*Aim*:
Pull out every line of the listing below where "Chàng" appears.

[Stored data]
:::::
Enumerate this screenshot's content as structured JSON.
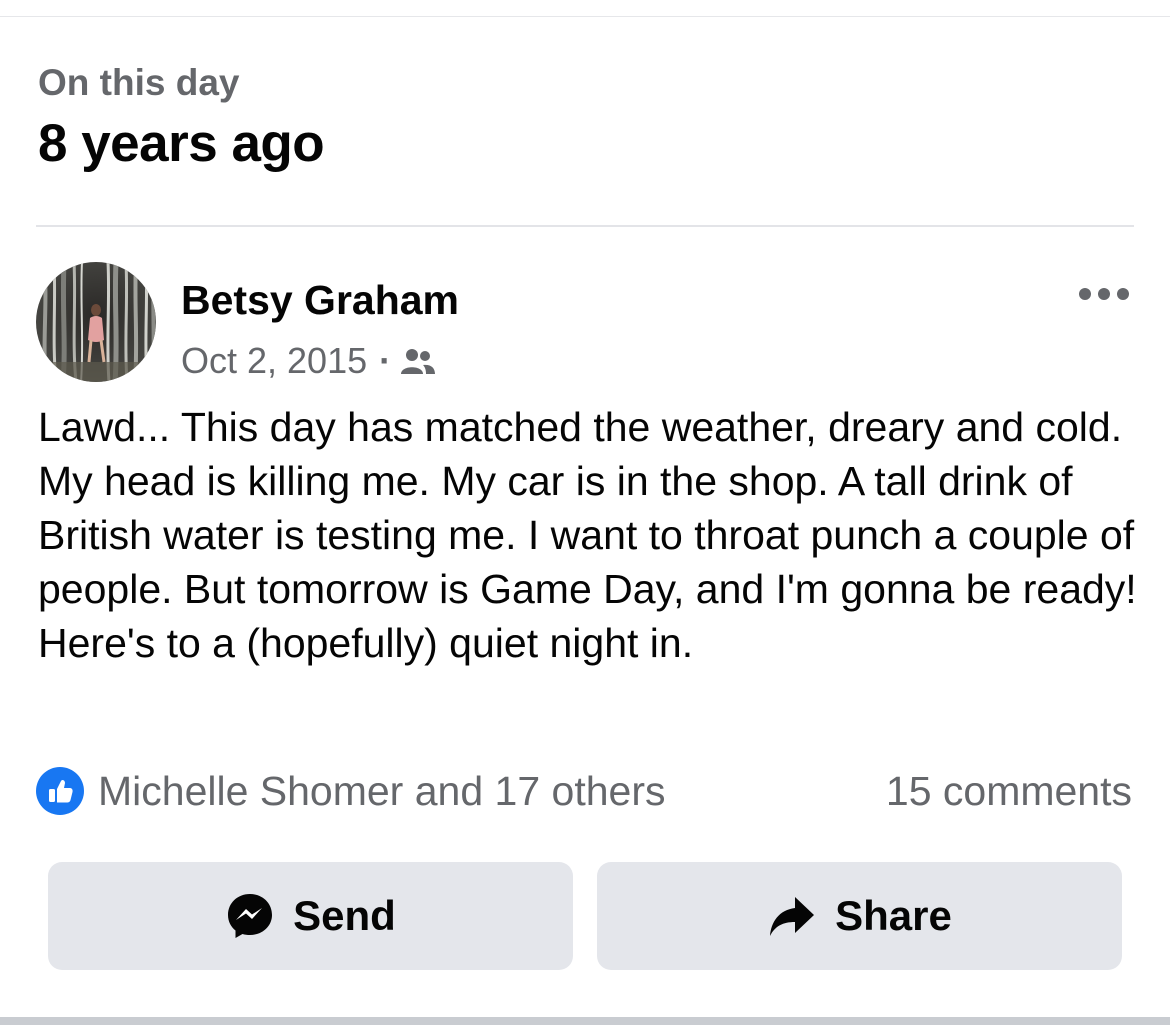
{
  "memory": {
    "subtitle": "On this day",
    "title": "8 years ago"
  },
  "post": {
    "author": "Betsy Graham",
    "date": "Oct 2, 2015",
    "separator": "·",
    "audience_icon": "friends-icon",
    "body": "Lawd... This day has matched the weather, dreary and cold. My head is killing me. My car is in the shop. A tall drink of British water is testing me. I want to throat punch a couple of people. But tomorrow is Game Day, and I'm gonna be ready! Here's to a (hopefully) quiet night in.",
    "more_icon": "more-options-icon"
  },
  "engagement": {
    "reaction_icon": "like-icon",
    "reactions_text": "Michelle Shomer and 17 others",
    "comments_text": "15 comments"
  },
  "actions": {
    "send_label": "Send",
    "send_icon": "messenger-icon",
    "share_label": "Share",
    "share_icon": "share-arrow-icon"
  },
  "colors": {
    "like_blue": "#1877f2",
    "secondary_text": "#65676b",
    "button_bg": "#e4e6eb"
  }
}
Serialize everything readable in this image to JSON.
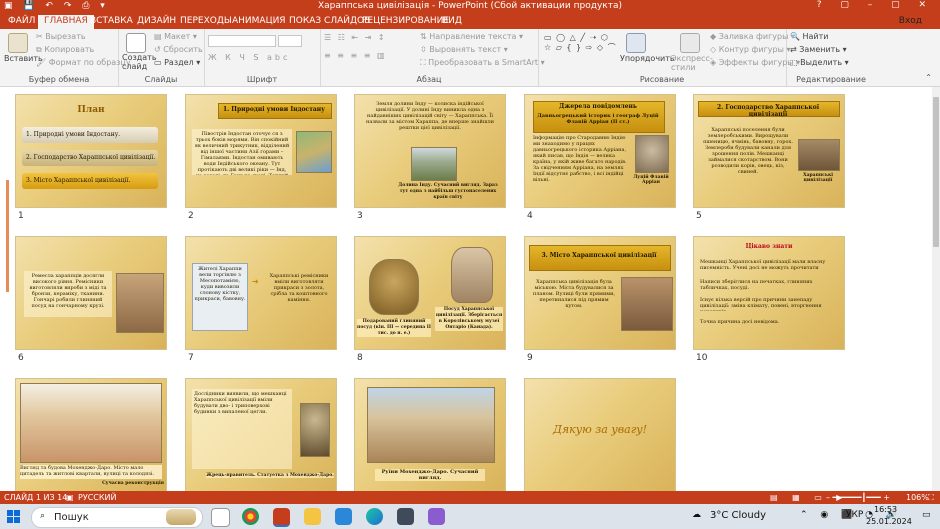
{
  "app": {
    "title": "Хараппська цивілізація - PowerPoint (Сбой активации продукта)",
    "login_label": "Вход",
    "window_controls": "? ▢ – ▢ ✕"
  },
  "tabs": [
    {
      "label": "ФАЙЛ"
    },
    {
      "label": "ГЛАВНАЯ"
    },
    {
      "label": "ВСТАВКА"
    },
    {
      "label": "ДИЗАЙН"
    },
    {
      "label": "ПЕРЕХОДЫ"
    },
    {
      "label": "АНИМАЦИЯ"
    },
    {
      "label": "ПОКАЗ СЛАЙДОВ"
    },
    {
      "label": "РЕЦЕНЗИРОВАНИЕ"
    },
    {
      "label": "ВИД"
    }
  ],
  "ribbon": {
    "clipboard": {
      "paste": "Вставить",
      "cut": "Вырезать",
      "copy": "Копировать",
      "format_painter": "Формат по образцу",
      "group": "Буфер обмена"
    },
    "slides": {
      "new_slide": "Создать слайд",
      "layout": "Макет",
      "reset": "Сбросить",
      "section": "Раздел",
      "group": "Слайды"
    },
    "font": {
      "group": "Шрифт"
    },
    "paragraph": {
      "text_direction": "Направление текста",
      "align_text": "Выровнять текст",
      "smartart": "Преобразовать в SmartArt",
      "group": "Абзац"
    },
    "drawing": {
      "arrange": "Упорядочить",
      "quick_styles": "Экспресс-стили",
      "shape_fill": "Заливка фигуры",
      "shape_outline": "Контур фигуры",
      "shape_effects": "Эффекты фигуры",
      "group": "Рисование"
    },
    "editing": {
      "find": "Найти",
      "replace": "Заменить",
      "select": "Выделить",
      "group": "Редактирование"
    }
  },
  "slides": [
    {
      "num": "1",
      "title": "План",
      "items": [
        "1. Природні умови Індостану.",
        "2. Господарство Хараппської цивілізації.",
        "3. Місто Хараппської цивілізації."
      ]
    },
    {
      "num": "2",
      "title": "1. Природні умови Індостану",
      "text": "Півострів Індостан оточує ся з трьох боків морями. Він спокійний як величний трикутник, відділений від іншої частини Азії горами – Гімалаями. Індостан омивають води Індійського океану. Тут протікають дві великі ріки — Інд, на заході, та Ганг на сході. Теплий клімат, родючі ґрунти сприяли розвитку землеробства."
    },
    {
      "num": "3",
      "text": "Земля долини Інду — колиска індійської цивілізації. У долині Інду виникла одна з найдавніших цивілізацій світу — Хараппська. Її назвали за містом Хараппа, де вперше знайшли рештки цієї цивілізації.",
      "caption": "Долина Інду. Сучасний вигляд. Зараз тут одна з найбільш густонаселених країн світу"
    },
    {
      "num": "4",
      "title": "Джерела повідомлень",
      "subtitle": "Давньогрецький історик і географ Луцій Флавій Арріан (II ст.)",
      "text": "Інформацію про Стародавню Індію ми знаходимо у працях давньогрецького історика Арріана, який писав, що Індія — велика країна, у якій живе багато народів. За свідченням Арріана, на землях Індії відсутнє рабство, і всі індійці вільні.",
      "caption": "Луцій Флавій Арріан"
    },
    {
      "num": "5",
      "title": "2. Господарство Хараппської цивілізації",
      "text": "Хараппські поселення були землеробськими. Вирощували пшеницю, ячмінь, бавовну, горох. Землероби будували канали для зрошення полів. Мешканці займалися скотарством. Вони розводили корів, овець, кіз, свиней.",
      "caption": "Хараппські цивілізації"
    },
    {
      "num": "6",
      "text": "Ремесла хараппців досягли високого рівня. Ремісники виготовляли вироби з міді та бронзи, кераміку, тканини. Гончарі робили глиняний посуд на гончарному крузі."
    },
    {
      "num": "7",
      "left": "Жителі Хараппи вели торгівлю з Месопотамією, куди вивозили слонову кістку, прикраси, бавовну.",
      "right": "Хараппські ремісники вміли виготовляти прикраси з золота, срібла та коштовного каміння."
    },
    {
      "num": "8",
      "caption_left": "Подарований глиняний посуд (кін. III — середина II тис. до н. е.)",
      "caption_right": "Посуд Хараппської цивілізації. Зберігається в Королівському музеї Онтаріо (Канада)."
    },
    {
      "num": "9",
      "title": "3. Місто Хараппської цивілізації",
      "text": "Хараппська цивілізація була міською. Міста будувалися за планом. Вулиці були прямими, перетиналися під прямим кутом."
    },
    {
      "num": "10",
      "title": "Цікаво знати",
      "p1": "Мешканці Хараппської цивілізації мали власну писемність. Учені досі не можуть прочитати написи.",
      "p2": "Написи зберіглися на печатках, глиняних табличках, посуді.",
      "p3": "Існує кілька версій про причини занепаду цивілізації: зміна клімату, повені, вторгнення кочовиків.",
      "p4": "Точна причина досі невідома."
    },
    {
      "num": "11",
      "caption": "Вигляд та будова Мохенджо-Даро. Місто мало цитадель та житлові квартали, вулиці та колодязі.",
      "note": "Сучасна реконструкція"
    },
    {
      "num": "12",
      "text": "Дослідники виявили, що мешканці Хараппської цивілізації вміли будувати дво- і триповерхові будинки з випаленої цегли.",
      "caption": "Жрець-правитель. Статуетка з Мохенджо-Даро."
    },
    {
      "num": "13",
      "caption": "Руїни Мохенджо-Даро. Сучасний вигляд."
    },
    {
      "num": "14",
      "title": "Дякую за увагу!"
    }
  ],
  "status": {
    "slide": "СЛАЙД 1 ИЗ 14",
    "language": "РУССКИЙ",
    "zoom": "106%"
  },
  "taskbar": {
    "search_placeholder": "Пошук",
    "weather": "3°C Cloudy",
    "lang": "УКР",
    "time": "16:53",
    "date": "25.01.2024"
  },
  "colors": {
    "accent": "#c43e1c",
    "slide_gold": "#e5b62a"
  }
}
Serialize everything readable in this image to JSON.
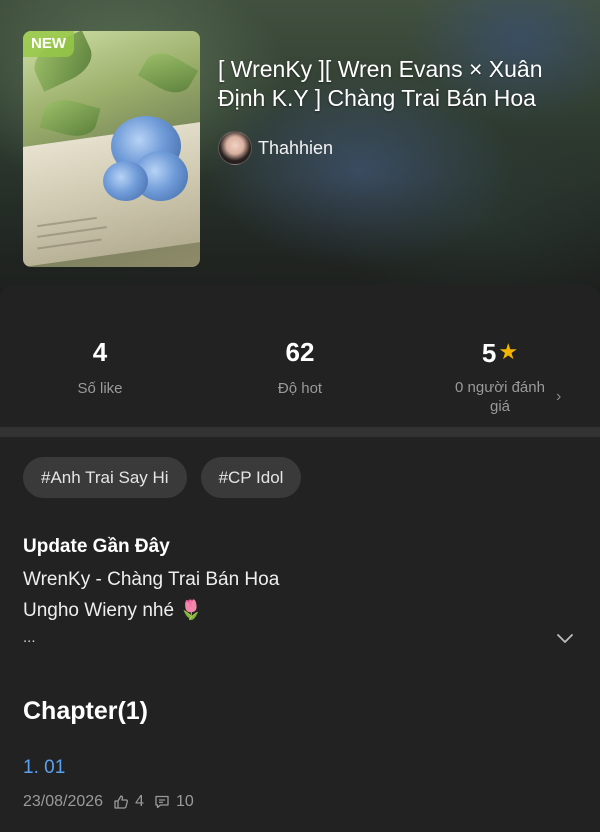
{
  "cover": {
    "badge": "NEW"
  },
  "story": {
    "title": "[ WrenKy ][ Wren Evans × Xuân Định K.Y ] Chàng Trai Bán Hoa",
    "author": "Thahhien"
  },
  "stats": [
    {
      "value": "4",
      "label": "Số like"
    },
    {
      "value": "62",
      "label": "Độ hot"
    },
    {
      "value": "5",
      "label": "0 người đánh giá",
      "icon": "star-icon"
    }
  ],
  "tags": [
    "#Anh Trai Say Hi",
    "#CP Idol"
  ],
  "update": {
    "heading": "Update Gần Đây",
    "line1": "WrenKy - Chàng Trai Bán Hoa",
    "line2": "Ungho Wieny nhé 🌷",
    "ellipsis": "..."
  },
  "chapters": {
    "heading": "Chapter(1)",
    "items": [
      {
        "title": "1. 01",
        "date": "23/08/2026",
        "likes": "4",
        "comments": "10"
      }
    ]
  },
  "colors": {
    "background": "#222222",
    "link": "#5aa2f0",
    "star": "#f5b400",
    "new_badge": "#96c846"
  }
}
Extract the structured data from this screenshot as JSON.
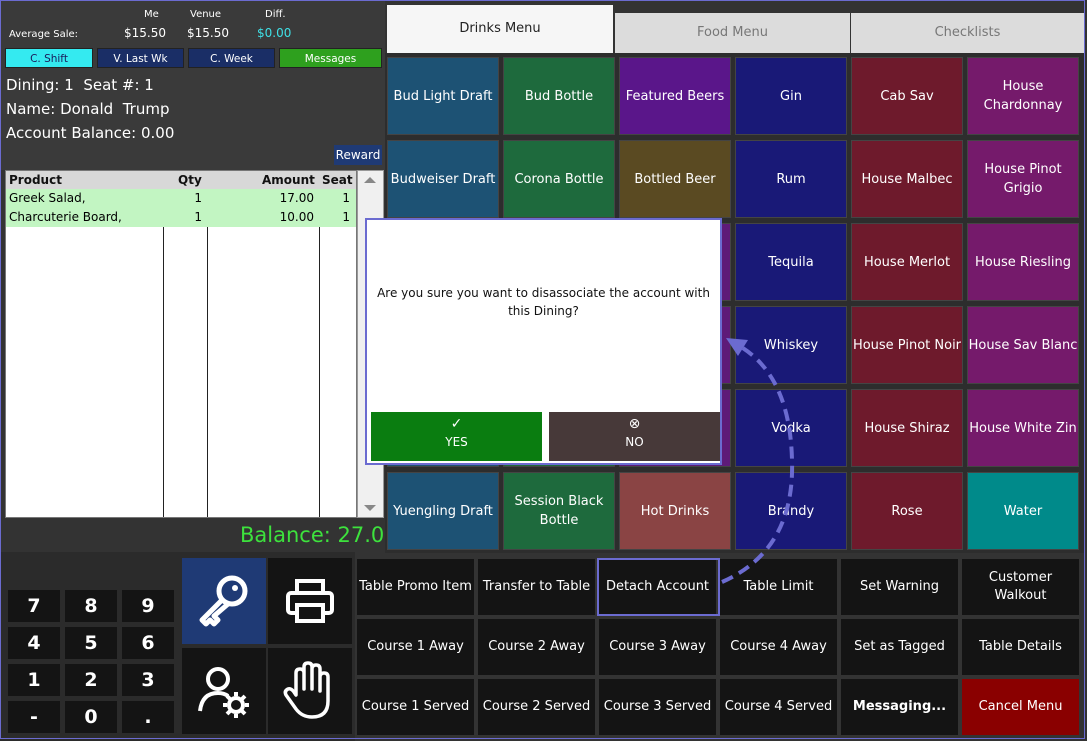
:::::
*Task answer*:
    "title": "[ WrenKy ][ Wren Evans × Xuân Định K.Y ] Chàng Trai Bán Hoa",
    "line1": "WrenKy - Chàng Trai Bán Hoa",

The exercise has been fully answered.